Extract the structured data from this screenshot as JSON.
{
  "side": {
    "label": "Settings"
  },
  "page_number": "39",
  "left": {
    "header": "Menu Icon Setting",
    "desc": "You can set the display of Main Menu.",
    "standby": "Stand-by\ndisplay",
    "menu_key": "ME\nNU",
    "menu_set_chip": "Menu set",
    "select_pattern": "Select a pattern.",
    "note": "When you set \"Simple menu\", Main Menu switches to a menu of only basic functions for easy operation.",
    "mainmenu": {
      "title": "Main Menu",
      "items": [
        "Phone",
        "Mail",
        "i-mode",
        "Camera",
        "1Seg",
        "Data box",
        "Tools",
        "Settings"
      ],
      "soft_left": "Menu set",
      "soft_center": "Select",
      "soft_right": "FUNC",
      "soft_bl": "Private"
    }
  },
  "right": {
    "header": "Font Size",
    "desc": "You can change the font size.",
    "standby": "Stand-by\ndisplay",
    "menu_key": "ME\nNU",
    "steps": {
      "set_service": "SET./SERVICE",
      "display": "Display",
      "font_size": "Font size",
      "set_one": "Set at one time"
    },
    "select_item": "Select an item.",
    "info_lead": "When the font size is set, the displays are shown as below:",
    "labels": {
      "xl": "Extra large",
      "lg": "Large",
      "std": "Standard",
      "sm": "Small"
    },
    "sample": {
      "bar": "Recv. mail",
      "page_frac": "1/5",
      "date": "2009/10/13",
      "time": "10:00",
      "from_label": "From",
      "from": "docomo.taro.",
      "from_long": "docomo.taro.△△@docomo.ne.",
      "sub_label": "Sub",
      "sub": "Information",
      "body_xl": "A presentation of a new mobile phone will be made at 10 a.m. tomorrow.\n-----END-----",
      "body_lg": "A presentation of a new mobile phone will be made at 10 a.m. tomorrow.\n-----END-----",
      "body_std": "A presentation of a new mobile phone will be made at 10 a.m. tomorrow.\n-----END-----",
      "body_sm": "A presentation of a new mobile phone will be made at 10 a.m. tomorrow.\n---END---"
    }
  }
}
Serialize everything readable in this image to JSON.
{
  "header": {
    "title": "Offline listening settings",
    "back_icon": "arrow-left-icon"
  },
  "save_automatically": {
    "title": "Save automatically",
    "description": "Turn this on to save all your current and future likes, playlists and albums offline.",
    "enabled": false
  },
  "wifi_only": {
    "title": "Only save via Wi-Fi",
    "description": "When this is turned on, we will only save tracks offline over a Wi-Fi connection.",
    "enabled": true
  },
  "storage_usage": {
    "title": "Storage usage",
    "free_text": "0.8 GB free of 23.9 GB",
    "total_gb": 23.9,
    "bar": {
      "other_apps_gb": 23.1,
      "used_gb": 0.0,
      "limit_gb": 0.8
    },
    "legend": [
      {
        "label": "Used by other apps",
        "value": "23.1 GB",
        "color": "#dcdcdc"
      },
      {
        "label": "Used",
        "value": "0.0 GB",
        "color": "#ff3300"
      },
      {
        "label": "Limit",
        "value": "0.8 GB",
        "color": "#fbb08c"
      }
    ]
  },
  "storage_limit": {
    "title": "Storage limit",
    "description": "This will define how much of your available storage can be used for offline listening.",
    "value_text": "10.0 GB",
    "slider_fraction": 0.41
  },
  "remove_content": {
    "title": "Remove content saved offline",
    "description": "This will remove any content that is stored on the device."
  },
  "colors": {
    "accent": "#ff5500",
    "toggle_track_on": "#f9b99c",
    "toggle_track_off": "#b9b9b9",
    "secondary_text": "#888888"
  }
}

Set problem: Write out all the lines again, exactly as they are.

Finished answer:
Extract the structured data from this screenshot as JSON.
{
  "side": {
    "label": "Settings"
  },
  "page_number": "39",
  "left": {
    "header": "Menu Icon Setting",
    "desc": "You can set the display of Main Menu.",
    "standby": "Stand-by\ndisplay",
    "menu_key": "ME\nNU",
    "menu_set_chip": "Menu set",
    "select_pattern": "Select a pattern.",
    "note": "When you set \"Simple menu\", Main Menu switches to a menu of only basic functions for easy operation.",
    "mainmenu": {
      "title": "Main Menu",
      "items": [
        "Phone",
        "Mail",
        "i-mode",
        "Camera",
        "1Seg",
        "Data box",
        "Tools",
        "Settings"
      ],
      "soft_left": "Menu set",
      "soft_center": "Select",
      "soft_right": "FUNC",
      "soft_bl": "Private"
    }
  },
  "right": {
    "header": "Font Size",
    "desc": "You can change the font size.",
    "standby": "Stand-by\ndisplay",
    "menu_key": "ME\nNU",
    "steps": {
      "set_service": "SET./SERVICE",
      "display": "Display",
      "font_size": "Font size",
      "set_one": "Set at one time"
    },
    "select_item": "Select an item.",
    "info_lead": "When the font size is set, the displays are shown as below:",
    "labels": {
      "xl": "Extra large",
      "lg": "Large",
      "std": "Standard",
      "sm": "Small"
    },
    "sample": {
      "bar": "Recv. mail",
      "page_frac": "1/5",
      "date": "2009/10/13",
      "time": "10:00",
      "from_label": "From",
      "from": "docomo.taro.",
      "from_long": "docomo.taro.△△@docomo.ne.",
      "sub_label": "Sub",
      "sub": "Information",
      "body_xl": "A presentation of a new mobile phone will be made at 10 a.m. tomorrow.\n-----END-----",
      "body_lg": "A presentation of a new mobile phone will be made at 10 a.m. tomorrow.\n-----END-----",
      "body_std": "A presentation of a new mobile phone will be made at 10 a.m. tomorrow.\n-----END-----",
      "body_sm": "A presentation of a new mobile phone will be made at 10 a.m. tomorrow.\n---END---"
    }
  }
}
Serialize everything readable in this image to JSON.
{
  "header": {
    "title": "Offline listening settings",
    "back_icon": "arrow-left-icon"
  },
  "save_automatically": {
    "title": "Save automatically",
    "description": "Turn this on to save all your current and future likes, playlists and albums offline.",
    "enabled": false
  },
  "wifi_only": {
    "title": "Only save via Wi-Fi",
    "description": "When this is turned on, we will only save tracks offline over a Wi-Fi connection.",
    "enabled": true
  },
  "storage_usage": {
    "title": "Storage usage",
    "free_text": "0.8 GB free of 23.9 GB",
    "total_gb": 23.9,
    "bar": {
      "other_apps_gb": 23.1,
      "used_gb": 0.0,
      "limit_gb": 0.8
    },
    "legend": [
      {
        "label": "Used by other apps",
        "value": "23.1 GB",
        "color": "#dcdcdc"
      },
      {
        "label": "Used",
        "value": "0.0 GB",
        "color": "#ff3300"
      },
      {
        "label": "Limit",
        "value": "0.8 GB",
        "color": "#fbb08c"
      }
    ]
  },
  "storage_limit": {
    "title": "Storage limit",
    "description": "This will define how much of your available storage can be used for offline listening.",
    "value_text": "10.0 GB",
    "slider_fraction": 0.41
  },
  "remove_content": {
    "title": "Remove content saved offline",
    "description": "This will remove any content that is stored on the device."
  },
  "colors": {
    "accent": "#ff5500",
    "toggle_track_on": "#f9b99c",
    "toggle_track_off": "#b9b9b9",
    "secondary_text": "#888888"
  }
}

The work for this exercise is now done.